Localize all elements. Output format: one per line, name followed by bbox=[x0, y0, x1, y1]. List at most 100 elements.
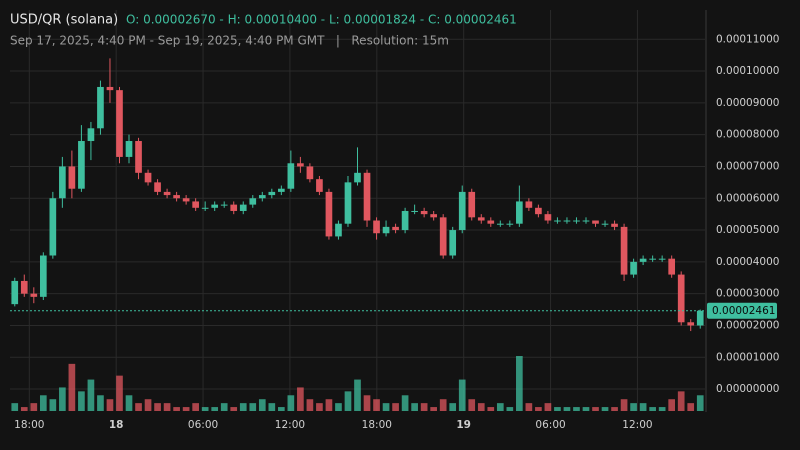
x-tick-label: 18:00 bbox=[362, 419, 392, 431]
volume-bar bbox=[496, 403, 504, 411]
candle-body bbox=[458, 191, 466, 231]
volume-bar bbox=[125, 395, 133, 411]
volume-bar bbox=[487, 407, 495, 411]
candle-body bbox=[59, 166, 66, 199]
x-tick-label: 12:00 bbox=[275, 419, 305, 431]
volume-bar bbox=[535, 407, 542, 411]
volume-bar bbox=[268, 403, 276, 411]
candle-body bbox=[344, 182, 352, 224]
candle-body bbox=[601, 223, 609, 225]
candle-body bbox=[144, 172, 152, 183]
candle-body bbox=[573, 220, 580, 222]
candle-body bbox=[97, 86, 104, 129]
candle-body bbox=[382, 226, 390, 234]
x-tick-label: 18 bbox=[109, 419, 124, 431]
y-tick-label: 0.00010000 bbox=[716, 65, 779, 77]
x-tick-label: 19 bbox=[456, 419, 471, 431]
candle-body bbox=[544, 214, 552, 221]
candle-body bbox=[325, 191, 333, 237]
volume-bar bbox=[373, 399, 380, 411]
candle-body bbox=[468, 191, 476, 218]
volume-bar bbox=[220, 403, 228, 411]
candle-body bbox=[401, 210, 409, 231]
volume-bar bbox=[182, 407, 190, 411]
volume-bar bbox=[573, 407, 580, 411]
volume-bar bbox=[592, 407, 599, 411]
volume-bar bbox=[439, 399, 447, 411]
candle-body bbox=[658, 258, 666, 260]
volume-bar bbox=[49, 399, 57, 411]
candle-body bbox=[278, 188, 285, 192]
volume-bar bbox=[20, 407, 28, 411]
volume-bar bbox=[601, 407, 609, 411]
candle-body bbox=[516, 201, 523, 224]
candle-body bbox=[487, 220, 495, 224]
candle-body bbox=[477, 217, 485, 221]
candle-body bbox=[182, 198, 190, 202]
volume-bar bbox=[563, 407, 571, 411]
candle-body bbox=[439, 217, 447, 256]
y-tick-label: 0.00011000 bbox=[716, 33, 779, 45]
volume-bar bbox=[658, 407, 666, 411]
volume-bar bbox=[154, 403, 161, 411]
candle-body bbox=[211, 204, 219, 208]
candle-body bbox=[249, 198, 257, 205]
volume-bar bbox=[382, 403, 390, 411]
x-tick-label: 12:00 bbox=[622, 419, 652, 431]
candles bbox=[11, 58, 704, 332]
candle-body bbox=[554, 220, 561, 222]
y-tick-label: 0.00007000 bbox=[716, 160, 779, 172]
last-price-tag bbox=[707, 302, 777, 319]
candle-body bbox=[39, 255, 47, 297]
volume-bar bbox=[97, 395, 104, 411]
volume-bar bbox=[354, 379, 361, 411]
volume-bar bbox=[430, 407, 437, 411]
candle-body bbox=[163, 191, 171, 196]
volume-bar bbox=[506, 407, 514, 411]
candle-body bbox=[68, 166, 76, 189]
candle-body bbox=[230, 204, 238, 211]
candle-body bbox=[20, 280, 28, 294]
y-tick-label: 0.00009000 bbox=[716, 97, 779, 109]
volume-bar bbox=[144, 399, 152, 411]
volume-bar bbox=[344, 391, 352, 411]
candle-body bbox=[201, 207, 209, 209]
y-tick-label: 0.00008000 bbox=[716, 129, 779, 141]
y-tick-label: 0.00003000 bbox=[716, 288, 779, 300]
candle-body bbox=[506, 223, 514, 225]
volume-bar bbox=[230, 407, 238, 411]
candle-body bbox=[563, 220, 571, 222]
candle-body bbox=[116, 90, 123, 157]
volume-bar bbox=[287, 395, 295, 411]
volume-bar bbox=[211, 407, 219, 411]
volume-bar bbox=[325, 399, 333, 411]
volume-bar bbox=[68, 363, 76, 411]
candle-body bbox=[363, 172, 371, 221]
y-tick-label: 0.00005000 bbox=[716, 224, 779, 236]
volume-bar bbox=[163, 403, 171, 411]
volume-bar bbox=[363, 395, 371, 411]
volume-bar bbox=[468, 399, 476, 411]
volume-bar bbox=[554, 407, 561, 411]
volume-bar bbox=[106, 399, 114, 411]
volume-bar bbox=[192, 403, 199, 411]
candle-body bbox=[354, 172, 361, 183]
candle-body bbox=[668, 258, 676, 275]
chart-title: USD/QR (solana) bbox=[10, 13, 118, 28]
candle-body bbox=[49, 198, 57, 256]
volume-bar bbox=[525, 403, 533, 411]
volume-bar bbox=[278, 407, 285, 411]
volume-bar bbox=[449, 403, 457, 411]
volume-bar bbox=[687, 403, 695, 411]
candle-body bbox=[106, 86, 114, 91]
candle-body bbox=[125, 141, 133, 157]
volume-bar bbox=[630, 403, 637, 411]
candle-body bbox=[173, 195, 180, 199]
volume-bar bbox=[78, 391, 85, 411]
volume-bar bbox=[420, 403, 428, 411]
volume-bar bbox=[30, 403, 38, 411]
candle-body bbox=[620, 226, 628, 275]
candle-body bbox=[420, 210, 428, 215]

== Given exercise ==
Render each line of the records above as one string in a JSON list, skipping blank lines and leaving the pictures out.

== Written response ==
[
  "Localize all elements. Output format: one per line, name followed by bbox=[x0, y0, x1, y1]. List at most 100 elements.",
  "x-tick-label: 18:00 bbox=[362, 419, 392, 431]",
  "volume-bar bbox=[496, 403, 504, 411]",
  "candle-body bbox=[458, 191, 466, 231]",
  "volume-bar bbox=[125, 395, 133, 411]",
  "volume-bar bbox=[487, 407, 495, 411]",
  "candle-body bbox=[59, 166, 66, 199]",
  "x-tick-label: 12:00 bbox=[275, 419, 305, 431]",
  "volume-bar bbox=[535, 407, 542, 411]",
  "volume-bar bbox=[268, 403, 276, 411]",
  "candle-body bbox=[344, 182, 352, 224]",
  "candle-body bbox=[601, 223, 609, 225]",
  "candle-body bbox=[144, 172, 152, 183]",
  "candle-body bbox=[573, 220, 580, 222]",
  "candle-body bbox=[97, 86, 104, 129]",
  "candle-body bbox=[382, 226, 390, 234]",
  "x-tick-label: 18 bbox=[109, 419, 124, 431]",
  "y-tick-label: 0.00010000 bbox=[716, 65, 779, 77]",
  "x-tick-label: 19 bbox=[456, 419, 471, 431]",
  "candle-body bbox=[544, 214, 552, 221]",
  "candle-body bbox=[325, 191, 333, 237]",
  "volume-bar bbox=[373, 399, 380, 411]",
  "candle-body bbox=[468, 191, 476, 218]",
  "volume-bar bbox=[220, 403, 228, 411]",
  "candle-body bbox=[401, 210, 409, 231]",
  "volume-bar bbox=[182, 407, 190, 411]",
  "volume-bar bbox=[573, 407, 580, 411]",
  "volume-bar bbox=[592, 407, 599, 411]",
  "volume-bar bbox=[439, 399, 447, 411]",
  "candle-body bbox=[658, 258, 666, 260]",
  "volume-bar bbox=[49, 399, 57, 411]",
  "candle-body bbox=[278, 188, 285, 192]",
  "volume-bar bbox=[20, 407, 28, 411]",
  "volume-bar bbox=[601, 407, 609, 411]",
  "candle-body bbox=[516, 201, 523, 224]",
  "candle-body bbox=[487, 220, 495, 224]",
  "candle-body bbox=[477, 217, 485, 221]",
  "candle-body bbox=[182, 198, 190, 202]",
  "volume-bar bbox=[563, 407, 571, 411]",
  "candle-body bbox=[439, 217, 447, 256]",
  "y-tick-label: 0.00011000 bbox=[716, 33, 779, 45]",
  "volume-bar bbox=[658, 407, 666, 411]",
  "volume-bar bbox=[154, 403, 161, 411]",
  "candle-body bbox=[211, 204, 219, 208]",
  "candle-body bbox=[249, 198, 257, 205]",
  "volume-bar bbox=[382, 403, 390, 411]",
  "x-tick-label: 12:00 bbox=[622, 419, 652, 431]",
  "candles bbox=[11, 58, 704, 332]",
  "candle-body bbox=[554, 220, 561, 222]",
  "y-tick-label: 0.00007000 bbox=[716, 160, 779, 172]",
  "last-price-tag bbox=[707, 302, 777, 319]",
  "candle-body bbox=[39, 255, 47, 297]",
  "volume-bar bbox=[97, 395, 104, 411]",
  "volume-bar bbox=[354, 379, 361, 411]",
  "volume-bar bbox=[430, 407, 437, 411]",
  "candle-body bbox=[163, 191, 171, 196]",
  "volume-bar bbox=[506, 407, 514, 411]",
  "candle-body bbox=[68, 166, 76, 189]",
  "candle-body bbox=[230, 204, 238, 211]",
  "candle-body bbox=[20, 280, 28, 294]",
  "y-tick-label: 0.00009000 bbox=[716, 97, 779, 109]",
  "volume-bar bbox=[144, 399, 152, 411]",
  "volume-bar bbox=[344, 391, 352, 411]",
  "candle-body bbox=[201, 207, 209, 209]",
  "y-tick-label: 0.00008000 bbox=[716, 129, 779, 141]",
  "y-tick-label: 0.00003000 bbox=[716, 288, 779, 300]",
  "candle-body bbox=[506, 223, 514, 225]",
  "volume-bar bbox=[230, 407, 238, 411]",
  "candle-body bbox=[563, 220, 571, 222]",
  "candle-body bbox=[116, 90, 123, 157]",
  "volume-bar bbox=[287, 395, 295, 411]",
  "volume-bar bbox=[211, 407, 219, 411]",
  "volume-bar bbox=[325, 399, 333, 411]",
  "volume-bar bbox=[68, 363, 76, 411]",
  "candle-body bbox=[363, 172, 371, 221]",
  "y-tick-label: 0.00005000 bbox=[716, 224, 779, 236]",
  "volume-bar bbox=[163, 403, 171, 411]",
  "volume-bar bbox=[363, 395, 371, 411]",
  "volume-bar bbox=[468, 399, 476, 411]",
  "volume-bar bbox=[554, 407, 561, 411]",
  "volume-bar bbox=[106, 399, 114, 411]",
  "volume-bar bbox=[192, 403, 199, 411]",
  "candle-body bbox=[354, 172, 361, 183]",
  "candle-body bbox=[668, 258, 676, 275]",
  "chart-title: USD/QR (solana) bbox=[10, 13, 118, 28]",
  "candle-body bbox=[49, 198, 57, 256]",
  "volume-bar bbox=[525, 403, 533, 411]",
  "volume-bar bbox=[278, 407, 285, 411]",
  "volume-bar bbox=[449, 403, 457, 411]",
  "volume-bar bbox=[687, 403, 695, 411]",
  "candle-body bbox=[106, 86, 114, 91]",
  "candle-body bbox=[125, 141, 133, 157]",
  "volume-bar bbox=[630, 403, 637, 411]",
  "candle-body bbox=[173, 195, 180, 199]",
  "volume-bar bbox=[78, 391, 85, 411]",
  "volume-bar bbox=[420, 403, 428, 411]",
  "volume-bar bbox=[30, 403, 38, 411]",
  "candle-body bbox=[620, 226, 628, 275]",
  "candle-body bbox=[420, 210, 428, 215]"
]